Input records:
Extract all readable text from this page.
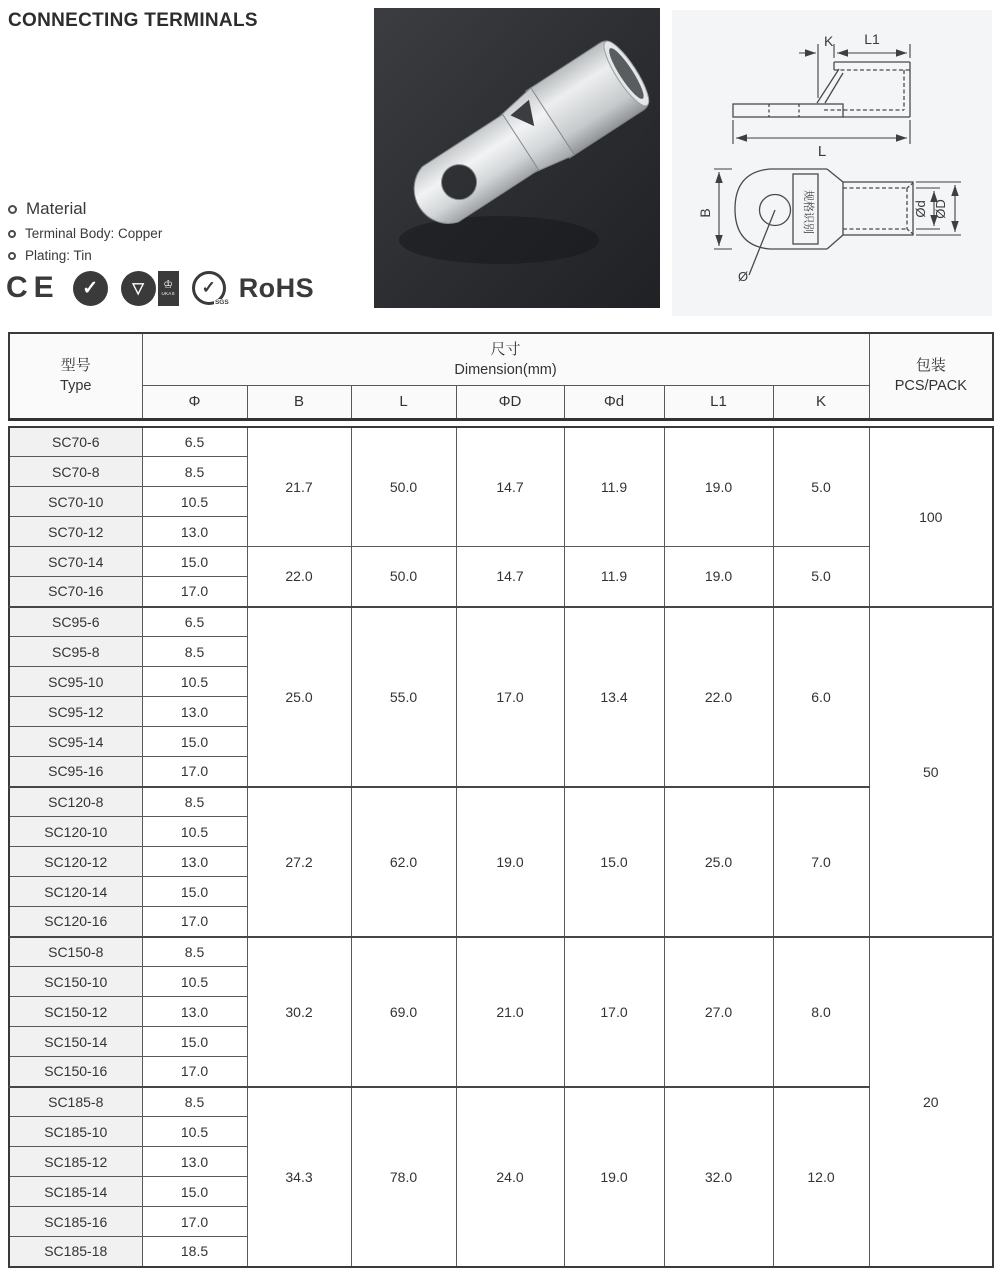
CONNECTING TERMINALS
Material
Terminal Body: Copper
Plating: Tin
CE ✓ ▽ ♔
UKAS ✓
SGS RoHS
K L1
L

B
Ø
Ød ØD
规格识别
型号
Type

尺寸
Dimension(mm)	包装
PCS/PACK

	Φ	B	L	ΦD	Φd	L1	K	
SC70-6	6.5	21.7	50.0	14.7	11.9	19.0	5.0	100
SC70-8	8.5							
SC70-10	10.5							
SC70-12	13.0							
SC70-14	15.0	22.0	50.0	14.7	11.9	19.0	5.0	
SC70-16	17.0							
SC95-6	6.5	25.0	55.0	17.0	13.4	22.0	6.0	50
SC95-8	8.5							
SC95-10	10.5							
SC95-12	13.0							
SC95-14	15.0							
SC95-16	17.0							
SC120-8	8.5	27.2	62.0	19.0	15.0	25.0	7.0	
SC120-10	10.5							
SC120-12	13.0							
SC120-14	15.0							
SC120-16	17.0							
SC150-8	8.5	30.2	69.0	21.0	17.0	27.0	8.0	20
SC150-10	10.5							
SC150-12	13.0							
SC150-14	15.0							
SC150-16	17.0							
SC185-8	8.5	34.3	78.0	24.0	19.0	32.0	12.0	
SC185-10	10.5							
SC185-12	13.0							
SC185-14	15.0							
SC185-16	17.0							
SC185-18	18.5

Direction: Without the pictures, copy the material exactly as given.

Solution to this exercise:
Extract all readable text from this page.
CONNECTING TERMINALS
Material
Terminal Body: Copper
Plating: Tin
CE ✓ ▽ ♔
UKAS ✓
SGS RoHS
K L1
L

B
Ø
Ød ØD
规格识别
型号
Type

尺寸
Dimension(mm)	包装
PCS/PACK

	Φ	B	L	ΦD	Φd	L1	K	
SC70-6	6.5	21.7	50.0	14.7	11.9	19.0	5.0	100
SC70-8	8.5							
SC70-10	10.5							
SC70-12	13.0							
SC70-14	15.0	22.0	50.0	14.7	11.9	19.0	5.0	
SC70-16	17.0							
SC95-6	6.5	25.0	55.0	17.0	13.4	22.0	6.0	50
SC95-8	8.5							
SC95-10	10.5							
SC95-12	13.0							
SC95-14	15.0							
SC95-16	17.0							
SC120-8	8.5	27.2	62.0	19.0	15.0	25.0	7.0	
SC120-10	10.5							
SC120-12	13.0							
SC120-14	15.0							
SC120-16	17.0							
SC150-8	8.5	30.2	69.0	21.0	17.0	27.0	8.0	20
SC150-10	10.5							
SC150-12	13.0							
SC150-14	15.0							
SC150-16	17.0							
SC185-8	8.5	34.3	78.0	24.0	19.0	32.0	12.0	
SC185-10	10.5							
SC185-12	13.0							
SC185-14	15.0							
SC185-16	17.0							
SC185-18	18.5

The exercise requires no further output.